#### [Task objective]
Can you quote the records below in full, word for word?

[start Materials provided]

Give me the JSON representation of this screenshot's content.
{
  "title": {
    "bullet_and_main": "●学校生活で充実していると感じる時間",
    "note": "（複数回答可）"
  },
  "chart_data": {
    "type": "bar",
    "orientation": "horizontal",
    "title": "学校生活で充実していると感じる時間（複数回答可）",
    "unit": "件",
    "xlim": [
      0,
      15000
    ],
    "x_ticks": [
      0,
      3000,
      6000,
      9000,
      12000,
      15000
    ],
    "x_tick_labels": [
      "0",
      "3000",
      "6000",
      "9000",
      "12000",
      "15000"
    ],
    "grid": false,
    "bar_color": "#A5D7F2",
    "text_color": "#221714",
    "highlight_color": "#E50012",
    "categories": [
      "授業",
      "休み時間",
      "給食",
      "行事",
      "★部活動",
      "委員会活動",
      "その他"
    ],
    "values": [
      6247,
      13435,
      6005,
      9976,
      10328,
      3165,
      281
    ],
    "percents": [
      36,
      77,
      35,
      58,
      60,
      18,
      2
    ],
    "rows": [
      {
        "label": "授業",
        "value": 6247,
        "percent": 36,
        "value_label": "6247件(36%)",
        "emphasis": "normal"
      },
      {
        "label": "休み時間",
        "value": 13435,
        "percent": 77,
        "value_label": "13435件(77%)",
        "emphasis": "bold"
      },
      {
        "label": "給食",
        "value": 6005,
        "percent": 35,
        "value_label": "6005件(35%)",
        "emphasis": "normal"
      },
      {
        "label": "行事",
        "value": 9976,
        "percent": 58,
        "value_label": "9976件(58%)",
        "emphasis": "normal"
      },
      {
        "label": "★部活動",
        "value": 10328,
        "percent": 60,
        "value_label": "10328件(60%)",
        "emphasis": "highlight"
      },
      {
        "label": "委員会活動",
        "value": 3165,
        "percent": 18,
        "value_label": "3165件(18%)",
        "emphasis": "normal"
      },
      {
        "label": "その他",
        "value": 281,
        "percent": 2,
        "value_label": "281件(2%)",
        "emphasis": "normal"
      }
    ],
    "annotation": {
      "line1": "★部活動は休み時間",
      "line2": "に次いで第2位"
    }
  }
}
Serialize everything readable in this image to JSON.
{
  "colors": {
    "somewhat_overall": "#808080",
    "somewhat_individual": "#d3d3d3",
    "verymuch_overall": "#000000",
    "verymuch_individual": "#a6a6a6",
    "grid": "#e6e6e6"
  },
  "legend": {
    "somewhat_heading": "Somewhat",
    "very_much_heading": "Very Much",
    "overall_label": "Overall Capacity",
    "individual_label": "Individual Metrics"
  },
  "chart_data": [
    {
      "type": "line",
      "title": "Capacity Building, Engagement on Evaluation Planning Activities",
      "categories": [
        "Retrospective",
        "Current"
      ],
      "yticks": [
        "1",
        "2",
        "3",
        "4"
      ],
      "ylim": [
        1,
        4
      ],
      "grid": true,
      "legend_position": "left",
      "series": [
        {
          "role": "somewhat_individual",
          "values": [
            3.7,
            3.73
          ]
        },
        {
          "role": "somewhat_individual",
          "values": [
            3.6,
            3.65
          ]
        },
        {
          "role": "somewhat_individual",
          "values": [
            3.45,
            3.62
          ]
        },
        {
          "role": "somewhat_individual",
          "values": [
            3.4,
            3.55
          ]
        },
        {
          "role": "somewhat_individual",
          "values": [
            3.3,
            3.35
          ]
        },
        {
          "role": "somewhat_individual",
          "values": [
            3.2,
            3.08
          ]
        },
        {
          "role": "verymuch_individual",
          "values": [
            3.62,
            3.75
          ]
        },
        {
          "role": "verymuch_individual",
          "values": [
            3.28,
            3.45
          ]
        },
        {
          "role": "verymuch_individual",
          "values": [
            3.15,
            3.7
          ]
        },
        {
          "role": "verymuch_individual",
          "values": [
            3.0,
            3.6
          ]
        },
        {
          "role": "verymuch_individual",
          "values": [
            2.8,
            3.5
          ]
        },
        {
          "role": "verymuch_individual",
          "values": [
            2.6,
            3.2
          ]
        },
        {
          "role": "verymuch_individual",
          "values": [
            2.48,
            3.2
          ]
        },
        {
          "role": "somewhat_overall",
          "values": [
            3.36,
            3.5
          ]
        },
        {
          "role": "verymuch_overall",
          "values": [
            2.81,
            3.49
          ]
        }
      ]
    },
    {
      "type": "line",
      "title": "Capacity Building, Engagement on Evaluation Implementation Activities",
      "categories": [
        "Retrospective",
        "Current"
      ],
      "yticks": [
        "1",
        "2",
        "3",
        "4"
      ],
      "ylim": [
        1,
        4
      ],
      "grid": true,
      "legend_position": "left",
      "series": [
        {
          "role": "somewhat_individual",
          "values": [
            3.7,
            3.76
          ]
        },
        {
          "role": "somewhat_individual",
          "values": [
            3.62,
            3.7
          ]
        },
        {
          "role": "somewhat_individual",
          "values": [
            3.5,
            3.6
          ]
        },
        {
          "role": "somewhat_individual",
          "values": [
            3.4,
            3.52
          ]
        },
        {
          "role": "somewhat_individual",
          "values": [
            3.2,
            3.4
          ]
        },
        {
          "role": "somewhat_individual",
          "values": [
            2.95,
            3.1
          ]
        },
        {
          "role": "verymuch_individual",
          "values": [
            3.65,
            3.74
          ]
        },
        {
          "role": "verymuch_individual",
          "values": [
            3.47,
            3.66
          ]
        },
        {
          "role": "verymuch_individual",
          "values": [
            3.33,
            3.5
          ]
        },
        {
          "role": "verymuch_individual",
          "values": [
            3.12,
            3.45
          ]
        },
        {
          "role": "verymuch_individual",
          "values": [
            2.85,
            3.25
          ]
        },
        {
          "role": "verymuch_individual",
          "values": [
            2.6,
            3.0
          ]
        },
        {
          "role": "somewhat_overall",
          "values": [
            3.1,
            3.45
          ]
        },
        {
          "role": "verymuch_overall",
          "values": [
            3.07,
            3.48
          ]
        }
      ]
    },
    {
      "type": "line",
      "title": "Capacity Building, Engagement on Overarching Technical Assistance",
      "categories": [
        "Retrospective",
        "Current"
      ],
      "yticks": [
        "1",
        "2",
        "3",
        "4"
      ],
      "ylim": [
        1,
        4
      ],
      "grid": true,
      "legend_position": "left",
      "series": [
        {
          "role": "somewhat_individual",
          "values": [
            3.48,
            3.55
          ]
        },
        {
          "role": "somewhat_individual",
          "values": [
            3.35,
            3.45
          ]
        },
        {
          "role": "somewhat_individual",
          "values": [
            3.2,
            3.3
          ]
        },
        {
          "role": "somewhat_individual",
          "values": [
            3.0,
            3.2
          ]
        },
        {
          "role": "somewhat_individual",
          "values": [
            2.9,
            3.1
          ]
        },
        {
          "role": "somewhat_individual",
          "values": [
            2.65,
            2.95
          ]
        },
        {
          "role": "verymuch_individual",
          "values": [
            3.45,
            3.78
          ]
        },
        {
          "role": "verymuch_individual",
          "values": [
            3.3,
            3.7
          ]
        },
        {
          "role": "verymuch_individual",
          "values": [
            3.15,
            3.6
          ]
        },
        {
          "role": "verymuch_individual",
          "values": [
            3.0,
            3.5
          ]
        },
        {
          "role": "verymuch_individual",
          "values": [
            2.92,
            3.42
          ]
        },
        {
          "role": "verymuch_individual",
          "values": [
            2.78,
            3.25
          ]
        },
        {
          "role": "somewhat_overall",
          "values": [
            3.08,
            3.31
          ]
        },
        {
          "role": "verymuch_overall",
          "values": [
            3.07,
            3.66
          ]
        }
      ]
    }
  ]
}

[end Materials provided]

#### [Exercise result]
Give me the JSON representation of this screenshot's content.
{
  "title": {
    "bullet_and_main": "●学校生活で充実していると感じる時間",
    "note": "（複数回答可）"
  },
  "chart_data": {
    "type": "bar",
    "orientation": "horizontal",
    "title": "学校生活で充実していると感じる時間（複数回答可）",
    "unit": "件",
    "xlim": [
      0,
      15000
    ],
    "x_ticks": [
      0,
      3000,
      6000,
      9000,
      12000,
      15000
    ],
    "x_tick_labels": [
      "0",
      "3000",
      "6000",
      "9000",
      "12000",
      "15000"
    ],
    "grid": false,
    "bar_color": "#A5D7F2",
    "text_color": "#221714",
    "highlight_color": "#E50012",
    "categories": [
      "授業",
      "休み時間",
      "給食",
      "行事",
      "★部活動",
      "委員会活動",
      "その他"
    ],
    "values": [
      6247,
      13435,
      6005,
      9976,
      10328,
      3165,
      281
    ],
    "percents": [
      36,
      77,
      35,
      58,
      60,
      18,
      2
    ],
    "rows": [
      {
        "label": "授業",
        "value": 6247,
        "percent": 36,
        "value_label": "6247件(36%)",
        "emphasis": "normal"
      },
      {
        "label": "休み時間",
        "value": 13435,
        "percent": 77,
        "value_label": "13435件(77%)",
        "emphasis": "bold"
      },
      {
        "label": "給食",
        "value": 6005,
        "percent": 35,
        "value_label": "6005件(35%)",
        "emphasis": "normal"
      },
      {
        "label": "行事",
        "value": 9976,
        "percent": 58,
        "value_label": "9976件(58%)",
        "emphasis": "normal"
      },
      {
        "label": "★部活動",
        "value": 10328,
        "percent": 60,
        "value_label": "10328件(60%)",
        "emphasis": "highlight"
      },
      {
        "label": "委員会活動",
        "value": 3165,
        "percent": 18,
        "value_label": "3165件(18%)",
        "emphasis": "normal"
      },
      {
        "label": "その他",
        "value": 281,
        "percent": 2,
        "value_label": "281件(2%)",
        "emphasis": "normal"
      }
    ],
    "annotation": {
      "line1": "★部活動は休み時間",
      "line2": "に次いで第2位"
    }
  }
}
Serialize everything readable in this image to JSON.
{
  "colors": {
    "somewhat_overall": "#808080",
    "somewhat_individual": "#d3d3d3",
    "verymuch_overall": "#000000",
    "verymuch_individual": "#a6a6a6",
    "grid": "#e6e6e6"
  },
  "legend": {
    "somewhat_heading": "Somewhat",
    "very_much_heading": "Very Much",
    "overall_label": "Overall Capacity",
    "individual_label": "Individual Metrics"
  },
  "chart_data": [
    {
      "type": "line",
      "title": "Capacity Building, Engagement on Evaluation Planning Activities",
      "categories": [
        "Retrospective",
        "Current"
      ],
      "yticks": [
        "1",
        "2",
        "3",
        "4"
      ],
      "ylim": [
        1,
        4
      ],
      "grid": true,
      "legend_position": "left",
      "series": [
        {
          "role": "somewhat_individual",
          "values": [
            3.7,
            3.73
          ]
        },
        {
          "role": "somewhat_individual",
          "values": [
            3.6,
            3.65
          ]
        },
        {
          "role": "somewhat_individual",
          "values": [
            3.45,
            3.62
          ]
        },
        {
          "role": "somewhat_individual",
          "values": [
            3.4,
            3.55
          ]
        },
        {
          "role": "somewhat_individual",
          "values": [
            3.3,
            3.35
          ]
        },
        {
          "role": "somewhat_individual",
          "values": [
            3.2,
            3.08
          ]
        },
        {
          "role": "verymuch_individual",
          "values": [
            3.62,
            3.75
          ]
        },
        {
          "role": "verymuch_individual",
          "values": [
            3.28,
            3.45
          ]
        },
        {
          "role": "verymuch_individual",
          "values": [
            3.15,
            3.7
          ]
        },
        {
          "role": "verymuch_individual",
          "values": [
            3.0,
            3.6
          ]
        },
        {
          "role": "verymuch_individual",
          "values": [
            2.8,
            3.5
          ]
        },
        {
          "role": "verymuch_individual",
          "values": [
            2.6,
            3.2
          ]
        },
        {
          "role": "verymuch_individual",
          "values": [
            2.48,
            3.2
          ]
        },
        {
          "role": "somewhat_overall",
          "values": [
            3.36,
            3.5
          ]
        },
        {
          "role": "verymuch_overall",
          "values": [
            2.81,
            3.49
          ]
        }
      ]
    },
    {
      "type": "line",
      "title": "Capacity Building, Engagement on Evaluation Implementation Activities",
      "categories": [
        "Retrospective",
        "Current"
      ],
      "yticks": [
        "1",
        "2",
        "3",
        "4"
      ],
      "ylim": [
        1,
        4
      ],
      "grid": true,
      "legend_position": "left",
      "series": [
        {
          "role": "somewhat_individual",
          "values": [
            3.7,
            3.76
          ]
        },
        {
          "role": "somewhat_individual",
          "values": [
            3.62,
            3.7
          ]
        },
        {
          "role": "somewhat_individual",
          "values": [
            3.5,
            3.6
          ]
        },
        {
          "role": "somewhat_individual",
          "values": [
            3.4,
            3.52
          ]
        },
        {
          "role": "somewhat_individual",
          "values": [
            3.2,
            3.4
          ]
        },
        {
          "role": "somewhat_individual",
          "values": [
            2.95,
            3.1
          ]
        },
        {
          "role": "verymuch_individual",
          "values": [
            3.65,
            3.74
          ]
        },
        {
          "role": "verymuch_individual",
          "values": [
            3.47,
            3.66
          ]
        },
        {
          "role": "verymuch_individual",
          "values": [
            3.33,
            3.5
          ]
        },
        {
          "role": "verymuch_individual",
          "values": [
            3.12,
            3.45
          ]
        },
        {
          "role": "verymuch_individual",
          "values": [
            2.85,
            3.25
          ]
        },
        {
          "role": "verymuch_individual",
          "values": [
            2.6,
            3.0
          ]
        },
        {
          "role": "somewhat_overall",
          "values": [
            3.1,
            3.45
          ]
        },
        {
          "role": "verymuch_overall",
          "values": [
            3.07,
            3.48
          ]
        }
      ]
    },
    {
      "type": "line",
      "title": "Capacity Building, Engagement on Overarching Technical Assistance",
      "categories": [
        "Retrospective",
        "Current"
      ],
      "yticks": [
        "1",
        "2",
        "3",
        "4"
      ],
      "ylim": [
        1,
        4
      ],
      "grid": true,
      "legend_position": "left",
      "series": [
        {
          "role": "somewhat_individual",
          "values": [
            3.48,
            3.55
          ]
        },
        {
          "role": "somewhat_individual",
          "values": [
            3.35,
            3.45
          ]
        },
        {
          "role": "somewhat_individual",
          "values": [
            3.2,
            3.3
          ]
        },
        {
          "role": "somewhat_individual",
          "values": [
            3.0,
            3.2
          ]
        },
        {
          "role": "somewhat_individual",
          "values": [
            2.9,
            3.1
          ]
        },
        {
          "role": "somewhat_individual",
          "values": [
            2.65,
            2.95
          ]
        },
        {
          "role": "verymuch_individual",
          "values": [
            3.45,
            3.78
          ]
        },
        {
          "role": "verymuch_individual",
          "values": [
            3.3,
            3.7
          ]
        },
        {
          "role": "verymuch_individual",
          "values": [
            3.15,
            3.6
          ]
        },
        {
          "role": "verymuch_individual",
          "values": [
            3.0,
            3.5
          ]
        },
        {
          "role": "verymuch_individual",
          "values": [
            2.92,
            3.42
          ]
        },
        {
          "role": "verymuch_individual",
          "values": [
            2.78,
            3.25
          ]
        },
        {
          "role": "somewhat_overall",
          "values": [
            3.08,
            3.31
          ]
        },
        {
          "role": "verymuch_overall",
          "values": [
            3.07,
            3.66
          ]
        }
      ]
    }
  ]
}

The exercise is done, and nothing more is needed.